Count how many lines hold the string "cell", and give only that number.
start Listing
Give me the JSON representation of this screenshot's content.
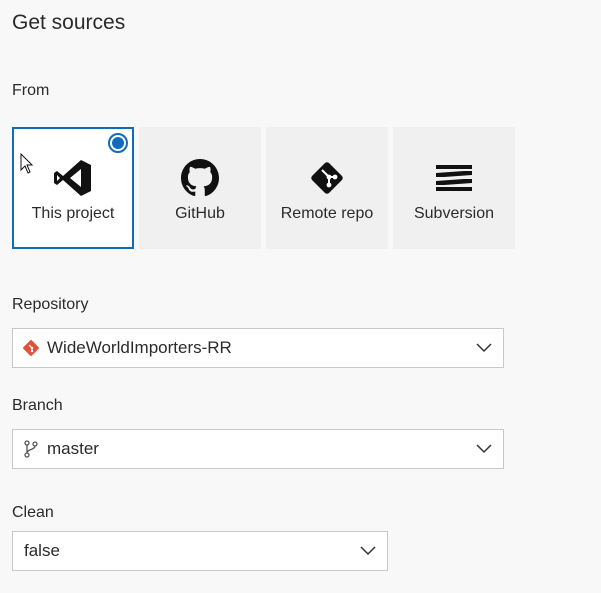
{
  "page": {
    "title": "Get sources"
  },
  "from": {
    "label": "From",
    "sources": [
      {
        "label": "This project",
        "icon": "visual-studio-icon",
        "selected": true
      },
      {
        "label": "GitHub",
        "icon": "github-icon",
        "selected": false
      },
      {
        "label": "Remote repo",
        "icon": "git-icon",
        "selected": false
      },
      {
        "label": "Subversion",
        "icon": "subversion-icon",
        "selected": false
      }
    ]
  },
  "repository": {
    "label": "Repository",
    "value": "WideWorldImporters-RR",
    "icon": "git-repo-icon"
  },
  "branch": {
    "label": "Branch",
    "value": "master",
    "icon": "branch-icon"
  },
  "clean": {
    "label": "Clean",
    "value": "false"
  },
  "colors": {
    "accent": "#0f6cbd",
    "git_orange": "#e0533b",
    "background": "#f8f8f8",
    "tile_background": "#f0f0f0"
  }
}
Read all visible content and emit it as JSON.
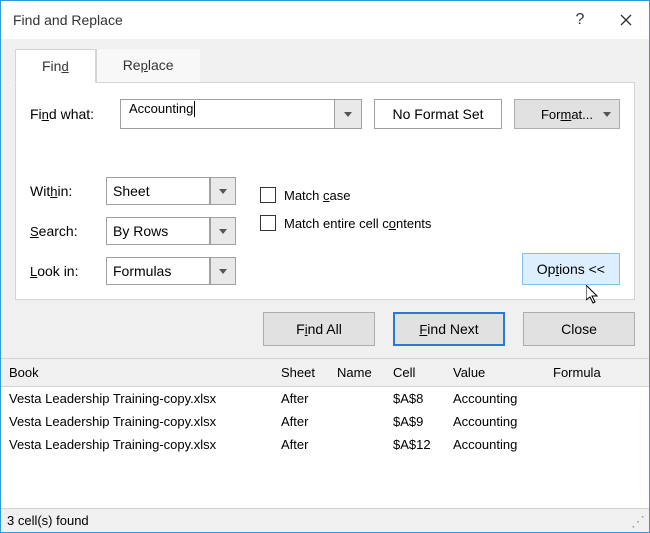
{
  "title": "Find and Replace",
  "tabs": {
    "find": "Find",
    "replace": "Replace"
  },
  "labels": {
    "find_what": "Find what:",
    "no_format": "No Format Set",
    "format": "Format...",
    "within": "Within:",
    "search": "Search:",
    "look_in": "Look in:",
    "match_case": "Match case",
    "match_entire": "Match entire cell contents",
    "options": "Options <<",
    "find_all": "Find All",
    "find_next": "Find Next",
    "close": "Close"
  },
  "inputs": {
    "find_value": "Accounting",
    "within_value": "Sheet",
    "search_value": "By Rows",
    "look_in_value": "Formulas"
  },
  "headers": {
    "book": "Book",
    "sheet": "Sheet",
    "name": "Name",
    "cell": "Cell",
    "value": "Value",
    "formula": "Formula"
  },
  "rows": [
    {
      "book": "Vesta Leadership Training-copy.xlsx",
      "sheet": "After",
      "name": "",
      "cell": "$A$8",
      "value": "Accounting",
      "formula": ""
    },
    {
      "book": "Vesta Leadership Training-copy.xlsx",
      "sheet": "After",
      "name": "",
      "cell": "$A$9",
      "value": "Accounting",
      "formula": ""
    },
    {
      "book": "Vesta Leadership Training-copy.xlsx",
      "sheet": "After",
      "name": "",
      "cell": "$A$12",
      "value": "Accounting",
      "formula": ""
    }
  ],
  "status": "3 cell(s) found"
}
end Listing
start Listing
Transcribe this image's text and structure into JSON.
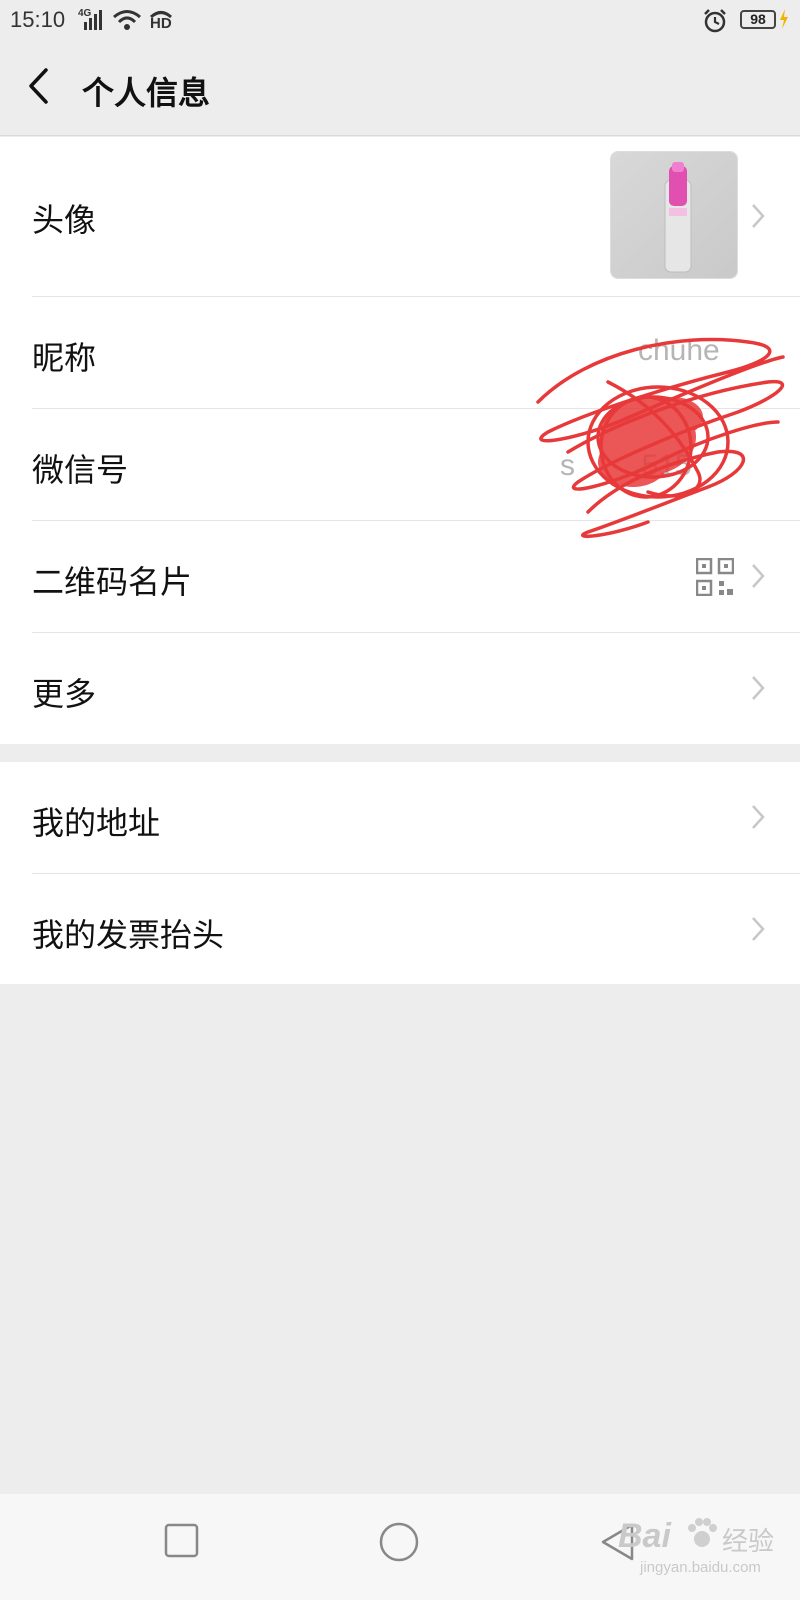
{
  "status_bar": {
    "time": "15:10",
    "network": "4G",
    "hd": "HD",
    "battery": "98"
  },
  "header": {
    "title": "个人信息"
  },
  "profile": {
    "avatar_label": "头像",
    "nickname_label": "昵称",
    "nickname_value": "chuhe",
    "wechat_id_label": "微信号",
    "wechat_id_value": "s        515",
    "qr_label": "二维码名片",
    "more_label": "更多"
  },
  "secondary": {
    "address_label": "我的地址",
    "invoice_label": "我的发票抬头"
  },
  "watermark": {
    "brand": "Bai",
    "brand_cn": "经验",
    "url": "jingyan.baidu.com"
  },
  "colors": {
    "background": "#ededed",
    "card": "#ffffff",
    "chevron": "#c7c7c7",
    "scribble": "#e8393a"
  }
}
end Listing
start Listing
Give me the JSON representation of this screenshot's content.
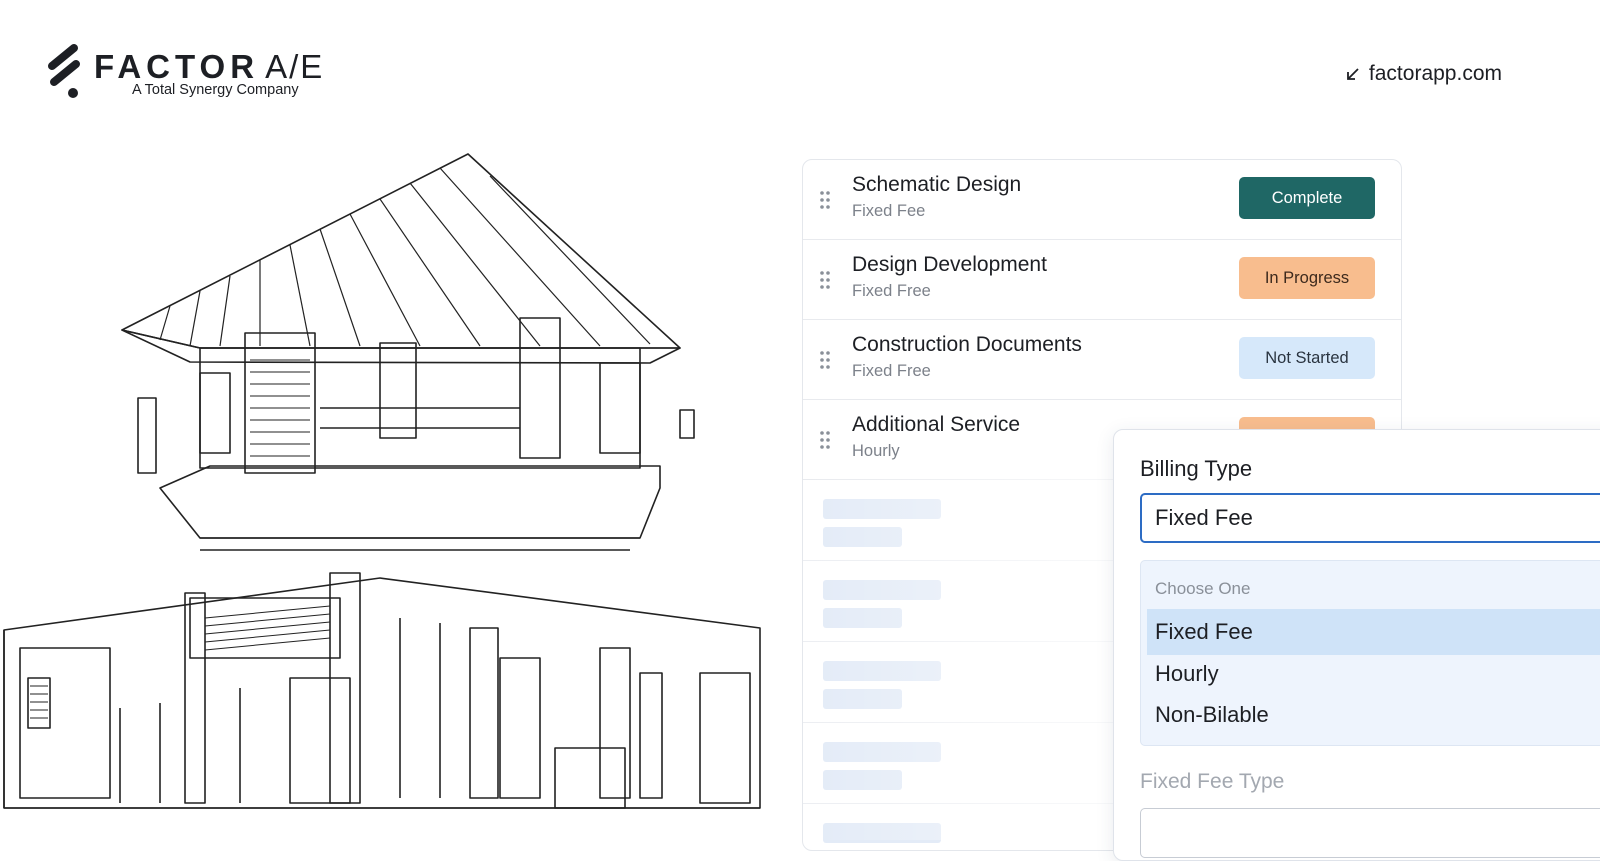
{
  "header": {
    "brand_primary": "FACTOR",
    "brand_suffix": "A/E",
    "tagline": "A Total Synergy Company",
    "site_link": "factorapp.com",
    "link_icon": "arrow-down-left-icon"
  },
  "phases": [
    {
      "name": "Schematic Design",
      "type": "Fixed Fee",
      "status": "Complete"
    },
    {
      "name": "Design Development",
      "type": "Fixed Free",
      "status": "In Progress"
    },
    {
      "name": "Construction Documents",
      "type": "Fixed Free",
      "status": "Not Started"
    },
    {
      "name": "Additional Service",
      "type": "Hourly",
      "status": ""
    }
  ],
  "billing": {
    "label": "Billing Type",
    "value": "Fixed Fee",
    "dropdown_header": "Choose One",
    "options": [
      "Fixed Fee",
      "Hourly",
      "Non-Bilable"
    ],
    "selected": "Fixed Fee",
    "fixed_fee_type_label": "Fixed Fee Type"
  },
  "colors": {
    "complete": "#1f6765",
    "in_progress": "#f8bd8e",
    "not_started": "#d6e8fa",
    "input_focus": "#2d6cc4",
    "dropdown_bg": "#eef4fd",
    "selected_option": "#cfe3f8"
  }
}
end Listing
Answer to the task =>
6